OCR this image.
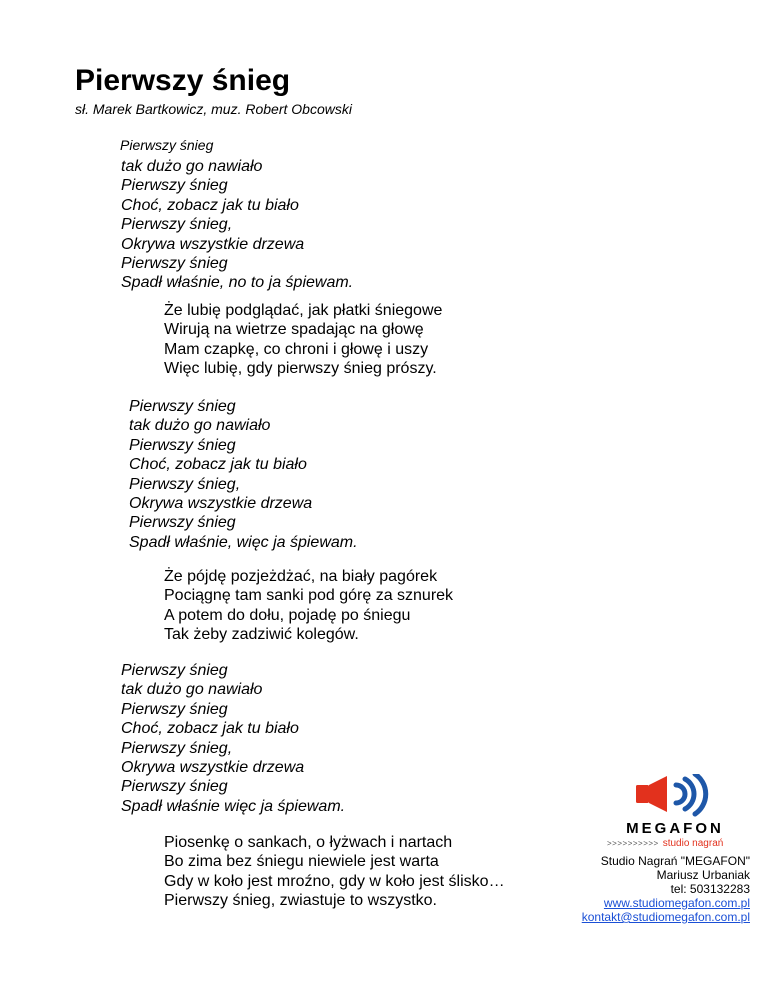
Pierwszy śnieg
sł. Marek Bartkowicz, muz. Robert Obcowski
Pierwszy śnieg
tak dużo go nawiało
Pierwszy śnieg
Choć, zobacz jak tu biało
Pierwszy śnieg,
Okrywa wszystkie drzewa
Pierwszy śnieg
Spadł właśnie, no to ja śpiewam.
Że lubię podglądać, jak płatki śniegowe
Wirują na wietrze spadając na głowę
Mam czapkę, co chroni i głowę i uszy
Więc lubię, gdy pierwszy śnieg prószy.
Pierwszy śnieg
tak dużo go nawiało
Pierwszy śnieg
Choć, zobacz jak tu biało
Pierwszy śnieg,
Okrywa wszystkie drzewa
Pierwszy śnieg
Spadł właśnie, więc ja śpiewam.
Że pójdę pozjeżdżać, na biały pagórek
Pociągnę tam sanki pod górę za sznurek
A potem do dołu, pojadę po śniegu
Tak żeby zadziwić kolegów.
Pierwszy śnieg
tak dużo go nawiało
Pierwszy śnieg
Choć, zobacz jak tu biało
Pierwszy śnieg,
Okrywa wszystkie drzewa
Pierwszy śnieg
Spadł właśnie więc ja śpiewam.
Piosenkę o sankach, o łyżwach i nartach
Bo zima bez śniegu niewiele jest warta
Gdy w koło jest mroźno, gdy w koło jest ślisko…
Pierwszy śnieg, zwiastuje to wszystko.
MEGAFON
>>>>>>>>>> studio nagrań
Studio Nagrań "MEGAFON"
Mariusz Urbaniak
tel: 503132283
www.studiomegafon.com.pl
kontakt@studiomegafon.com.pl
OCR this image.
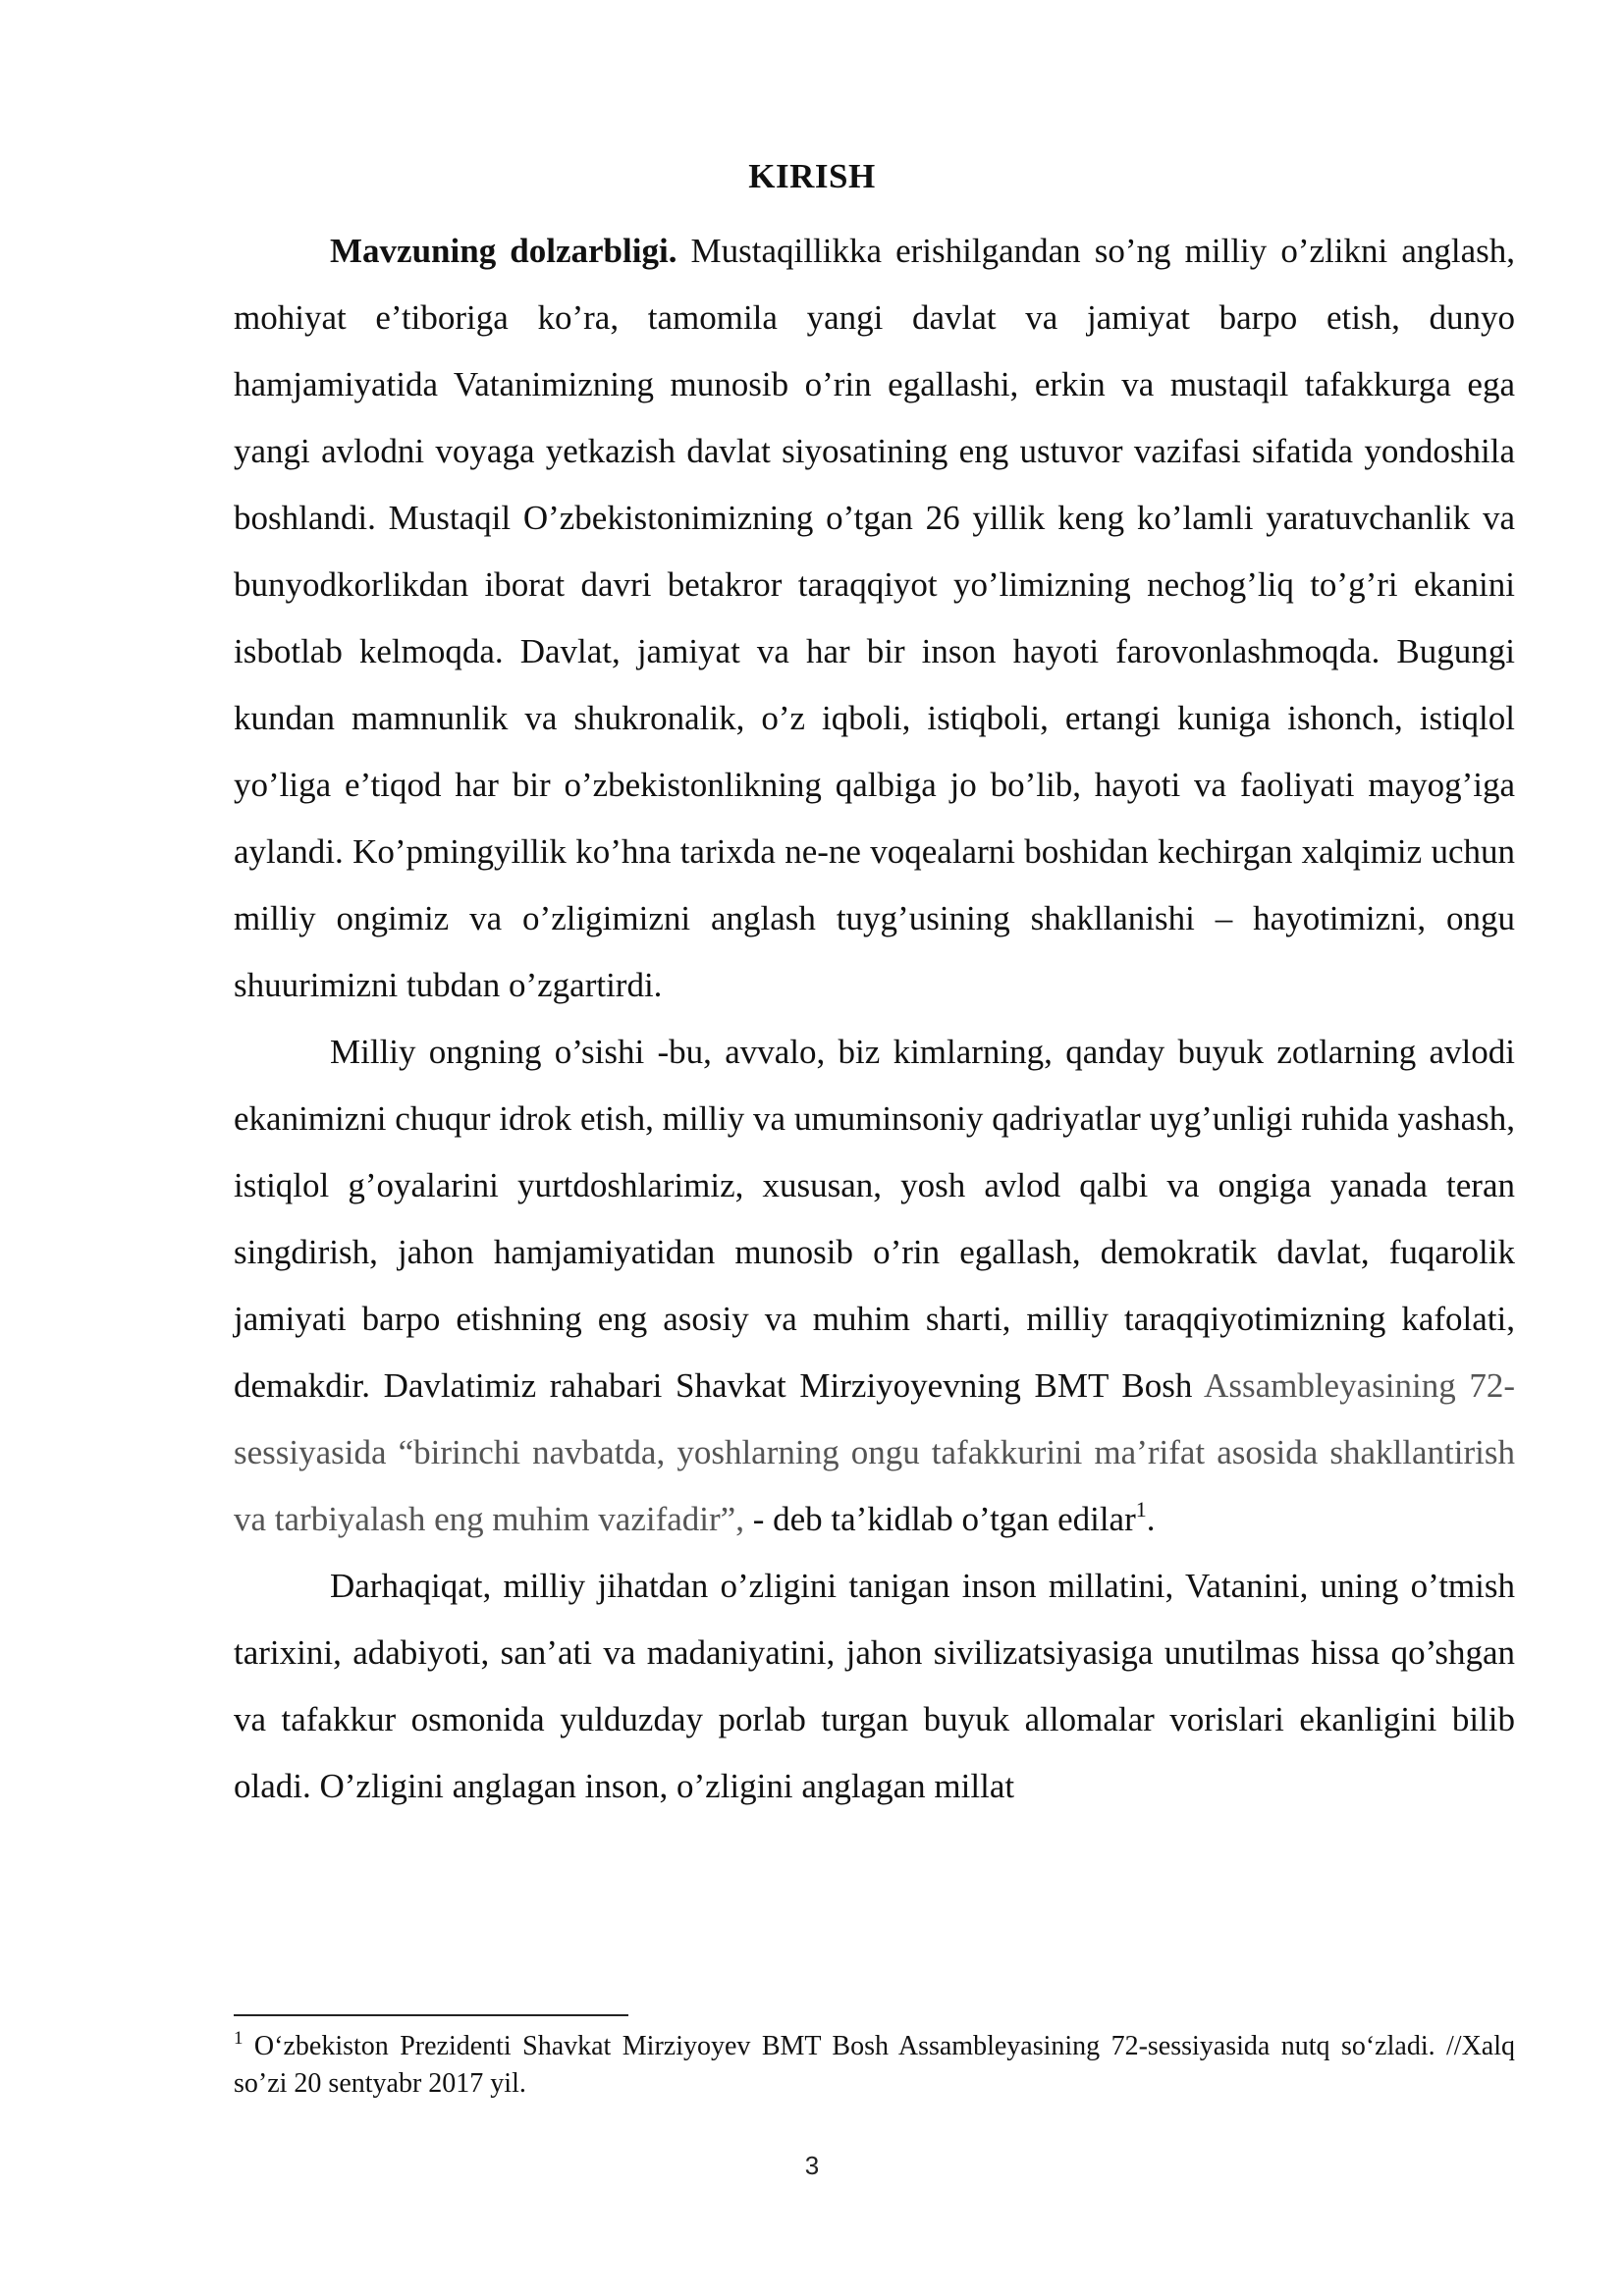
KIRISH

Mavzuning dolzarbligi. Mustaqillikka erishilgandan so’ng milliy o’zlikni anglash, mohiyat e’tiboriga ko’ra, tamomila yangi davlat va jamiyat barpo etish, dunyo hamjamiyatida Vatanimizning munosib o’rin egallashi, erkin va mustaqil tafakkurga ega yangi avlodni voyaga yetkazish davlat siyosatining eng ustuvor vazifasi sifatida yondoshila boshlandi. Mustaqil O’zbekistonimizning o’tgan 26 yillik keng ko’lamli yaratuvchanlik va bunyodkorlikdan iborat davri betakror taraqqiyot yo’limizning nechog’liq to’g’ri ekanini isbotlab kelmoqda. Davlat, jamiyat va har bir inson hayoti farovonlashmoqda. Bugungi kundan mamnunlik va shukronalik, o’z iqboli, istiqboli, ertangi kuniga ishonch, istiqlol yo’liga e’tiqod har bir o’zbekistonlikning qalbiga jo bo’lib, hayoti va faoliyati mayog’iga aylandi. Ko’pmingyillik ko’hna tarixda ne-ne voqealarni boshidan kechirgan xalqimiz uchun milliy ongimiz va o’zligimizni anglash tuyg’usining shakllanishi – hayotimizni, ongu shuurimizni tubdan o’zgartirdi.

Milliy ongning o’sishi -bu, avvalo, biz kimlarning, qanday buyuk zotlarning avlodi ekanimizni chuqur idrok etish, milliy va umuminsoniy qadriyatlar uyg’unligi ruhida yashash, istiqlol g’oyalarini yurtdoshlarimiz, xususan, yosh avlod qalbi va ongiga yanada teran singdirish, jahon hamjamiyatidan munosib o’rin egallash, demokratik davlat, fuqarolik jamiyati barpo etishning eng asosiy va muhim sharti, milliy taraqqiyotimizning kafolati, demakdir. Davlatimiz rahabari Shavkat Mirziyoyevning BMT Bosh Assambleyasining 72-sessiyasida “birinchi navbatda, yoshlarning ongu tafakkurini ma’rifat asosida shakllantirish va tarbiyalash eng muhim vazifadir”, - deb ta’kidlab o’tgan edilar$^1$.

Darhaqiqat, milliy jihatdan o’zligini tanigan inson millatini, Vatanini, uning o’tmish tarixini, adabiyoti, san’ati va madaniyatini, jahon sivilizatsiyasiga unutilmas hissa qo’shgan va tafakkur osmonida yulduzday porlab turgan buyuk allomalar vorislari ekanligini bilib oladi. O’zligini anglagan inson, o’zligini anglagan millat

$^1$ O‘zbekiston Prezidenti Shavkat Mirziyoyev BMT Bosh Assambleyasining 72-sessiyasida nutq so‘zladi. //Xalq so’zi 20 sentyabr 2017 yil.
3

^^^^

Exercise objective. Write out every record above exactly as it stands, but leave out the pictures.

Correct answer.
OCR this image.
Pierwszy śnieg
sł. Marek Bartkowicz, muz. Robert Obcowski
Pierwszy śnieg
tak dużo go nawiało
Pierwszy śnieg
Choć, zobacz jak tu biało
Pierwszy śnieg,
Okrywa wszystkie drzewa
Pierwszy śnieg
Spadł właśnie, no to ja śpiewam.
Że lubię podglądać, jak płatki śniegowe
Wirują na wietrze spadając na głowę
Mam czapkę, co chroni i głowę i uszy
Więc lubię, gdy pierwszy śnieg prószy.
Pierwszy śnieg
tak dużo go nawiało
Pierwszy śnieg
Choć, zobacz jak tu biało
Pierwszy śnieg,
Okrywa wszystkie drzewa
Pierwszy śnieg
Spadł właśnie, więc ja śpiewam.
Że pójdę pozjeżdżać, na biały pagórek
Pociągnę tam sanki pod górę za sznurek
A potem do dołu, pojadę po śniegu
Tak żeby zadziwić kolegów.
Pierwszy śnieg
tak dużo go nawiało
Pierwszy śnieg
Choć, zobacz jak tu biało
Pierwszy śnieg,
Okrywa wszystkie drzewa
Pierwszy śnieg
Spadł właśnie więc ja śpiewam.
Piosenkę o sankach, o łyżwach i nartach
Bo zima bez śniegu niewiele jest warta
Gdy w koło jest mroźno, gdy w koło jest ślisko…
Pierwszy śnieg, zwiastuje to wszystko.
MEGAFON
>>>>>>>>>> studio nagrań
Studio Nagrań "MEGAFON"
Mariusz Urbaniak
tel: 503132283
www.studiomegafon.com.pl
kontakt@studiomegafon.com.pl
OCR this image.
KIRISH

Mavzuning dolzarbligi. Mustaqillikka erishilgandan so’ng milliy o’zlikni anglash, mohiyat e’tiboriga ko’ra, tamomila yangi davlat va jamiyat barpo etish, dunyo hamjamiyatida Vatanimizning munosib o’rin egallashi, erkin va mustaqil tafakkurga ega yangi avlodni voyaga yetkazish davlat siyosatining eng ustuvor vazifasi sifatida yondoshila boshlandi. Mustaqil O’zbekistonimizning o’tgan 26 yillik keng ko’lamli yaratuvchanlik va bunyodkorlikdan iborat davri betakror taraqqiyot yo’limizning nechog’liq to’g’ri ekanini isbotlab kelmoqda. Davlat, jamiyat va har bir inson hayoti farovonlashmoqda. Bugungi kundan mamnunlik va shukronalik, o’z iqboli, istiqboli, ertangi kuniga ishonch, istiqlol yo’liga e’tiqod har bir o’zbekistonlikning qalbiga jo bo’lib, hayoti va faoliyati mayog’iga aylandi. Ko’pmingyillik ko’hna tarixda ne-ne voqealarni boshidan kechirgan xalqimiz uchun milliy ongimiz va o’zligimizni anglash tuyg’usining shakllanishi – hayotimizni, ongu shuurimizni tubdan o’zgartirdi.

Milliy ongning o’sishi -bu, avvalo, biz kimlarning, qanday buyuk zotlarning avlodi ekanimizni chuqur idrok etish, milliy va umuminsoniy qadriyatlar uyg’unligi ruhida yashash, istiqlol g’oyalarini yurtdoshlarimiz, xususan, yosh avlod qalbi va ongiga yanada teran singdirish, jahon hamjamiyatidan munosib o’rin egallash, demokratik davlat, fuqarolik jamiyati barpo etishning eng asosiy va muhim sharti, milliy taraqqiyotimizning kafolati, demakdir. Davlatimiz rahabari Shavkat Mirziyoyevning BMT Bosh Assambleyasining 72-sessiyasida “birinchi navbatda, yoshlarning ongu tafakkurini ma’rifat asosida shakllantirish va tarbiyalash eng muhim vazifadir”, - deb ta’kidlab o’tgan edilar$^1$.

Darhaqiqat, milliy jihatdan o’zligini tanigan inson millatini, Vatanini, uning o’tmish tarixini, adabiyoti, san’ati va madaniyatini, jahon sivilizatsiyasiga unutilmas hissa qo’shgan va tafakkur osmonida yulduzday porlab turgan buyuk allomalar vorislari ekanligini bilib oladi. O’zligini anglagan inson, o’zligini anglagan millat

$^1$ O‘zbekiston Prezidenti Shavkat Mirziyoyev BMT Bosh Assambleyasining 72-sessiyasida nutq so‘zladi. //Xalq so’zi 20 sentyabr 2017 yil.
3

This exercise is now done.